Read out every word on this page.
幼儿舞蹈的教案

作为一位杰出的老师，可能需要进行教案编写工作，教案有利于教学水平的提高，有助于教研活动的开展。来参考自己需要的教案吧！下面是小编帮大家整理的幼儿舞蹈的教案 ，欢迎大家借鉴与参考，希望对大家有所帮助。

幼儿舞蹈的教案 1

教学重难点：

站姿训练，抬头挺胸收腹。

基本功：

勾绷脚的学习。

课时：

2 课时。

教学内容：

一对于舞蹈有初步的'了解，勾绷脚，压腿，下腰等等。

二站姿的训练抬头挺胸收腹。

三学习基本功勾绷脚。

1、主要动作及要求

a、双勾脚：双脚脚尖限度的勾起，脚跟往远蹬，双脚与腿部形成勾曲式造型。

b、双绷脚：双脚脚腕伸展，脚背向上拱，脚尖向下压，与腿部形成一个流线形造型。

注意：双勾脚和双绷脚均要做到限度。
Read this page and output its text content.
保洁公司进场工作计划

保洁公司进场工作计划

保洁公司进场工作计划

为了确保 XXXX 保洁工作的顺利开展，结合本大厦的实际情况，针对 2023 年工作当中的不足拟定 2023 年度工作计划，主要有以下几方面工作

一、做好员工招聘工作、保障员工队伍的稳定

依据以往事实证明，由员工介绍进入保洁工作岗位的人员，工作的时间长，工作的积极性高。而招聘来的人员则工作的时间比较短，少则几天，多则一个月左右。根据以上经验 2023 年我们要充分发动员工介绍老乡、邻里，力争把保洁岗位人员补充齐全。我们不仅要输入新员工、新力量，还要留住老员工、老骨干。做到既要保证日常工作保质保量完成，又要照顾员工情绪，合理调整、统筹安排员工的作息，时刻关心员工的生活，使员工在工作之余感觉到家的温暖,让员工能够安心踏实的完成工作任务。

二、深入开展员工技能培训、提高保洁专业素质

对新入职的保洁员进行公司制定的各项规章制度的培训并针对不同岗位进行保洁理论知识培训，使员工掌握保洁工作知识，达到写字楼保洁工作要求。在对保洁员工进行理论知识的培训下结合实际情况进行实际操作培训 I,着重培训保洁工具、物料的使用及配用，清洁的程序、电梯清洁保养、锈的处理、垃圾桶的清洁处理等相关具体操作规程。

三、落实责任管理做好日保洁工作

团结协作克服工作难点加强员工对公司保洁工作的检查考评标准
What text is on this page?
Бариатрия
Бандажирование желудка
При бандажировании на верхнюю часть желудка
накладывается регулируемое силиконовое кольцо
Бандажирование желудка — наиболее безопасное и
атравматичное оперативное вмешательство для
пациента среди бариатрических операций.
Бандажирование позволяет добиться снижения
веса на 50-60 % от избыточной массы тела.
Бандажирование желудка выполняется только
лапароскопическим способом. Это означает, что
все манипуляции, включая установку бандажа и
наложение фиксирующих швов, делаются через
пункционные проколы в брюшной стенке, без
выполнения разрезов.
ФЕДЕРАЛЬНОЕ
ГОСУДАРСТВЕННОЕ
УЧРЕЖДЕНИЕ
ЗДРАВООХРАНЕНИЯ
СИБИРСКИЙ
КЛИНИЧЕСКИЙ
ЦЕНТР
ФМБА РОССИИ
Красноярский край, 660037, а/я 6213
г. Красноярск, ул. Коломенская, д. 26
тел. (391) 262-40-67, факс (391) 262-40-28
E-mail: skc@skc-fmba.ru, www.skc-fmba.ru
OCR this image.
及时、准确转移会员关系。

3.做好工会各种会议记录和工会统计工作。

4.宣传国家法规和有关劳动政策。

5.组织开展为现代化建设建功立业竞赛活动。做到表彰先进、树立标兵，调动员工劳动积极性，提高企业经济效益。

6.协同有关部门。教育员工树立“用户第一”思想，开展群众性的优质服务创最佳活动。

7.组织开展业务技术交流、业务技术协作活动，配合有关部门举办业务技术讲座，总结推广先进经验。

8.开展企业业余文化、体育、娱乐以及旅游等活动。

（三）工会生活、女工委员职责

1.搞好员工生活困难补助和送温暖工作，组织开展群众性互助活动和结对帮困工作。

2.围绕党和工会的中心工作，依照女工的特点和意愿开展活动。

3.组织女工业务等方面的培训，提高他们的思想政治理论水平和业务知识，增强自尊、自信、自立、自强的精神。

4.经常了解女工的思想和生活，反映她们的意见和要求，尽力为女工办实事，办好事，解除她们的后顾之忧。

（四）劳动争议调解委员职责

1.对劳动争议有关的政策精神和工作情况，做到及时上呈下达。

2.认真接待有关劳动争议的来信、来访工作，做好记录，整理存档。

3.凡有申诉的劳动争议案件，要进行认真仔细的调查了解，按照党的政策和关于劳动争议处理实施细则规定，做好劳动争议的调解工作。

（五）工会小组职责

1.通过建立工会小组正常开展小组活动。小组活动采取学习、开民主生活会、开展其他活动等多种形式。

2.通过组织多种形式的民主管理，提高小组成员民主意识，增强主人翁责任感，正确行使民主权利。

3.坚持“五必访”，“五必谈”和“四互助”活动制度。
§ §
** Problem requirements **
Count the lines in the records above that hold the word "желудка", and give only that number.

** Answer to this task **
4